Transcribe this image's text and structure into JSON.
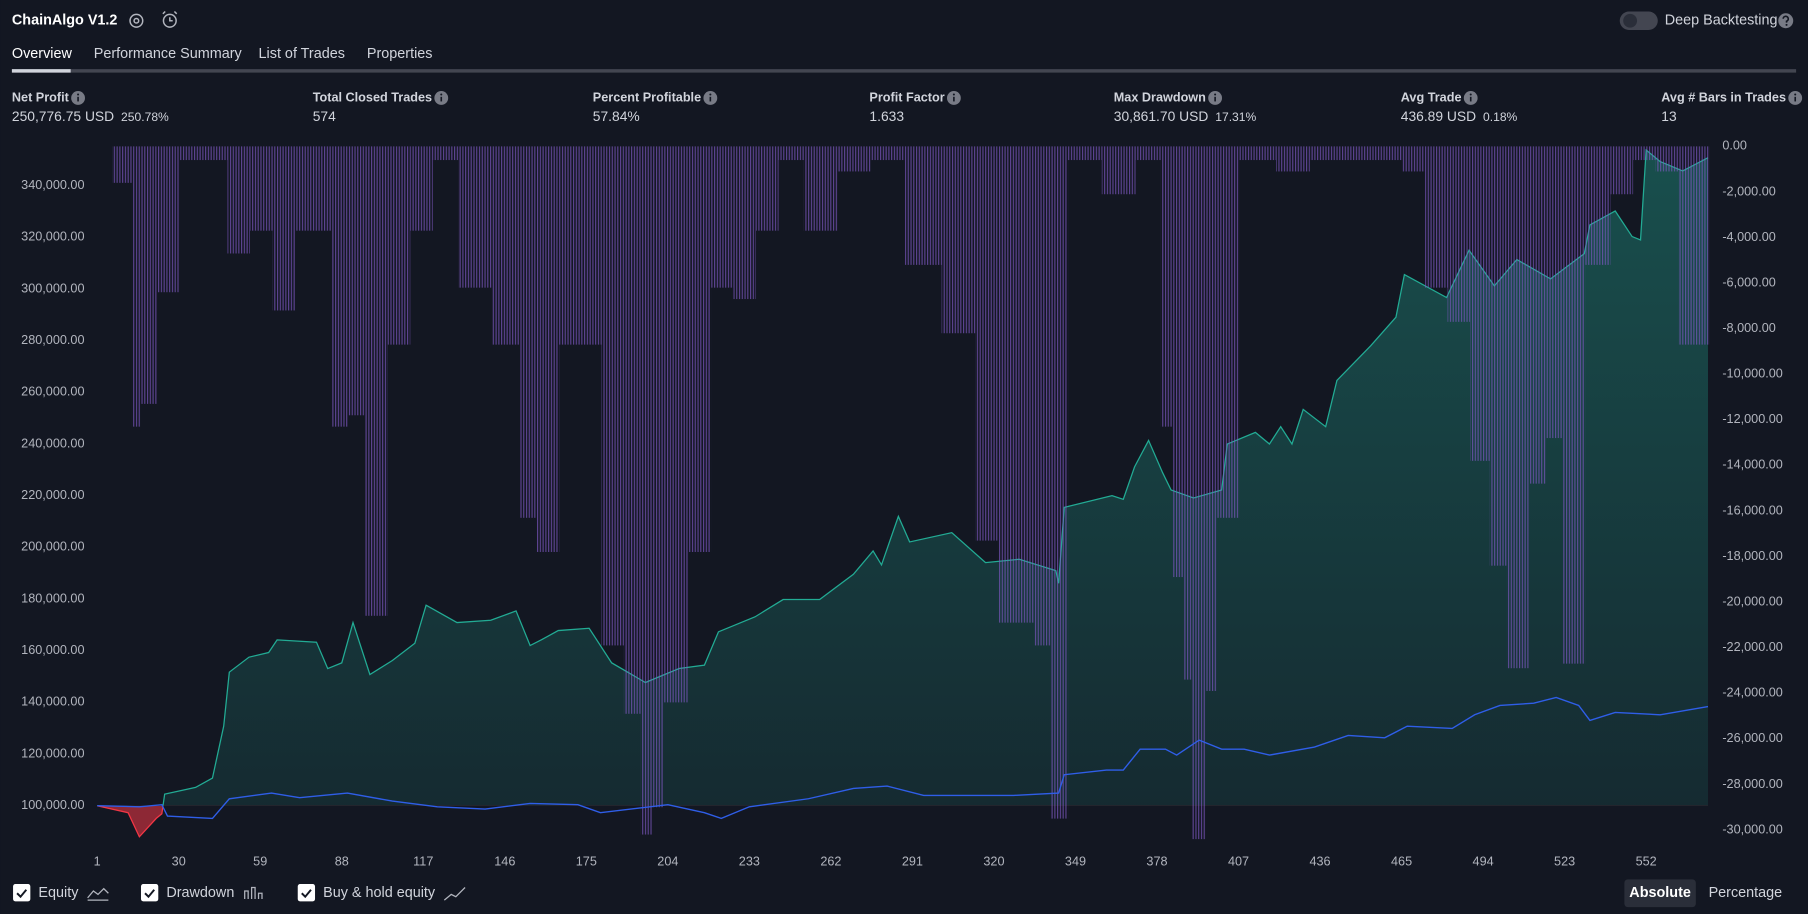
{
  "header": {
    "title": "ChainAlgo V1.2",
    "toggle_label": "Deep Backtesting"
  },
  "tabs": [
    "Overview",
    "Performance Summary",
    "List of Trades",
    "Properties"
  ],
  "stats": [
    {
      "label": "Net Profit",
      "value": "250,776.75 USD",
      "pct": "250.78%",
      "color": "#22ab94"
    },
    {
      "label": "Total Closed Trades",
      "value": "574",
      "color": "#ffffff"
    },
    {
      "label": "Percent Profitable",
      "value": "57.84%",
      "color": "#22ab94"
    },
    {
      "label": "Profit Factor",
      "value": "1.633",
      "color": "#22ab94"
    },
    {
      "label": "Max Drawdown",
      "value": "30,861.70 USD",
      "pct": "17.31%",
      "color": "#f23645"
    },
    {
      "label": "Avg Trade",
      "value": "436.89 USD",
      "pct": "0.18%",
      "color": "#22ab94"
    },
    {
      "label": "Avg # Bars in Trades",
      "value": "13",
      "color": "#ffffff"
    }
  ],
  "chart_data": {
    "type": "combo",
    "xlim": [
      1,
      575
    ],
    "xticks": [
      1,
      30,
      59,
      88,
      117,
      146,
      175,
      204,
      233,
      262,
      291,
      320,
      349,
      378,
      407,
      436,
      465,
      494,
      523,
      552
    ],
    "ylim": [
      86200,
      355200
    ],
    "yticks": [
      {
        "value": 100000,
        "label": "100,000.00"
      },
      {
        "value": 120000,
        "label": "120,000.00"
      },
      {
        "value": 140000,
        "label": "140,000.00"
      },
      {
        "value": 160000,
        "label": "160,000.00"
      },
      {
        "value": 180000,
        "label": "180,000.00"
      },
      {
        "value": 200000,
        "label": "200,000.00"
      },
      {
        "value": 220000,
        "label": "220,000.00"
      },
      {
        "value": 240000,
        "label": "240,000.00"
      },
      {
        "value": 260000,
        "label": "260,000.00"
      },
      {
        "value": 280000,
        "label": "280,000.00"
      },
      {
        "value": 300000,
        "label": "300,000.00"
      },
      {
        "value": 320000,
        "label": "320,000.00"
      },
      {
        "value": 340000,
        "label": "340,000.00"
      }
    ],
    "y2lim": [
      -30500,
      0
    ],
    "y2ticks": [
      {
        "value": 0,
        "label": "0.00"
      },
      {
        "value": -2000,
        "label": "-2,000.00"
      },
      {
        "value": -4000,
        "label": "-4,000.00"
      },
      {
        "value": -6000,
        "label": "-6,000.00"
      },
      {
        "value": -8000,
        "label": "-8,000.00"
      },
      {
        "value": -10000,
        "label": "-10,000.00"
      },
      {
        "value": -12000,
        "label": "-12,000.00"
      },
      {
        "value": -14000,
        "label": "-14,000.00"
      },
      {
        "value": -16000,
        "label": "-16,000.00"
      },
      {
        "value": -18000,
        "label": "-18,000.00"
      },
      {
        "value": -20000,
        "label": "-20,000.00"
      },
      {
        "value": -22000,
        "label": "-22,000.00"
      },
      {
        "value": -24000,
        "label": "-24,000.00"
      },
      {
        "value": -26000,
        "label": "-26,000.00"
      },
      {
        "value": -28000,
        "label": "-28,000.00"
      },
      {
        "value": -30000,
        "label": "-30,000.00"
      }
    ],
    "series": [
      {
        "name": "Equity",
        "type": "area",
        "color": "#22ab94",
        "axis": "y",
        "x": [
          1,
          12,
          16,
          22,
          24,
          25,
          36,
          42,
          46,
          48,
          55,
          62,
          65,
          79,
          83,
          88,
          92,
          98,
          106,
          114,
          118,
          129,
          141,
          150,
          155,
          159,
          165,
          176,
          184,
          196,
          208,
          217,
          222,
          235,
          245,
          258,
          270,
          277,
          280,
          286,
          290,
          305,
          317,
          329,
          342,
          343,
          345,
          362,
          366,
          370,
          375,
          380,
          383,
          391,
          401,
          403,
          413,
          418,
          422,
          426,
          430,
          438,
          442,
          454,
          463,
          466,
          481,
          489,
          498,
          506,
          518,
          530,
          532,
          541,
          547,
          550,
          552,
          557,
          565,
          574
        ],
        "values": [
          100000,
          97300,
          88000,
          95100,
          96900,
          104500,
          107100,
          110700,
          130800,
          151700,
          157500,
          159300,
          164200,
          163300,
          153100,
          155300,
          170900,
          150800,
          156200,
          162900,
          177600,
          170900,
          171800,
          175400,
          162000,
          164200,
          167800,
          168700,
          155300,
          147700,
          153100,
          154400,
          167300,
          173100,
          179800,
          179800,
          189600,
          198600,
          193200,
          212000,
          202100,
          205700,
          194100,
          195400,
          191000,
          186100,
          215500,
          220000,
          218600,
          231100,
          241400,
          228900,
          222200,
          219100,
          222200,
          240000,
          244500,
          240000,
          246700,
          240000,
          253400,
          246700,
          264600,
          278000,
          289100,
          305600,
          296700,
          315000,
          301200,
          311400,
          303900,
          313700,
          324800,
          330200,
          320300,
          319000,
          353800,
          349300,
          345700,
          350800
        ]
      },
      {
        "name": "Drawdown",
        "type": "bar",
        "color": "#7e57c2",
        "axis": "y2",
        "x": [
          8,
          15,
          18,
          24,
          32,
          40,
          49,
          57,
          65,
          73,
          86,
          92,
          98,
          106,
          114,
          122,
          131,
          143,
          153,
          159,
          167,
          176,
          182,
          190,
          196,
          200,
          204,
          213,
          221,
          229,
          237,
          245,
          254,
          266,
          278,
          290,
          303,
          315,
          323,
          336,
          342,
          348,
          360,
          372,
          381,
          385,
          389,
          392,
          397,
          401,
          409,
          422,
          434,
          446,
          459,
          467,
          475,
          483,
          491,
          498,
          504,
          512,
          518,
          524,
          532,
          541,
          549,
          557,
          565,
          573
        ],
        "values": [
          -1600,
          -12300,
          -11300,
          -6400,
          -600,
          -600,
          -4700,
          -3700,
          -7200,
          -3700,
          -12300,
          -11800,
          -20600,
          -8700,
          -3700,
          -600,
          -6200,
          -8700,
          -16300,
          -17800,
          -8700,
          -8700,
          -21900,
          -24900,
          -30200,
          -29000,
          -24400,
          -17800,
          -6200,
          -6700,
          -3700,
          -600,
          -3700,
          -1100,
          -600,
          -5200,
          -8200,
          -17300,
          -20900,
          -21900,
          -29500,
          -600,
          -2100,
          -600,
          -12300,
          -18900,
          -23400,
          -30400,
          -23900,
          -16300,
          -600,
          -1100,
          -600,
          -600,
          -600,
          -1100,
          -6200,
          -7700,
          -13800,
          -18400,
          -22900,
          -14800,
          -12800,
          -22700,
          -5200,
          -2100,
          -600,
          -1100,
          -8700,
          -8700
        ]
      },
      {
        "name": "Buy & hold equity",
        "type": "line",
        "color": "#2f5ee8",
        "axis": "y",
        "x": [
          1,
          16,
          24,
          26,
          42,
          48,
          63,
          73,
          90,
          106,
          122,
          139,
          155,
          172,
          180,
          204,
          217,
          223,
          233,
          254,
          270,
          282,
          295,
          311,
          327,
          343,
          345,
          360,
          366,
          372,
          381,
          385,
          393,
          401,
          409,
          418,
          434,
          446,
          459,
          467,
          483,
          491,
          500,
          512,
          520,
          528,
          532,
          541,
          557,
          574
        ],
        "values": [
          100000,
          99600,
          100400,
          96000,
          95100,
          102700,
          104900,
          103100,
          104900,
          101800,
          99600,
          98700,
          100900,
          100400,
          97300,
          100400,
          97300,
          95100,
          99600,
          102700,
          106700,
          107600,
          104000,
          104000,
          104000,
          104900,
          112000,
          113800,
          113800,
          121900,
          121900,
          119600,
          125400,
          121900,
          121900,
          119600,
          122700,
          127200,
          126300,
          130800,
          129900,
          135200,
          138800,
          139700,
          141900,
          138800,
          133000,
          136100,
          135200,
          138400
        ]
      }
    ]
  },
  "scale_modes": [
    "Absolute",
    "Percentage"
  ]
}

Requirements: Check the data for the word "Trades" and pull out the lines that have it.

Written solution:
    "List of Trades",
      "label": "Total Closed Trades",
      "label": "Avg # Bars in Trades",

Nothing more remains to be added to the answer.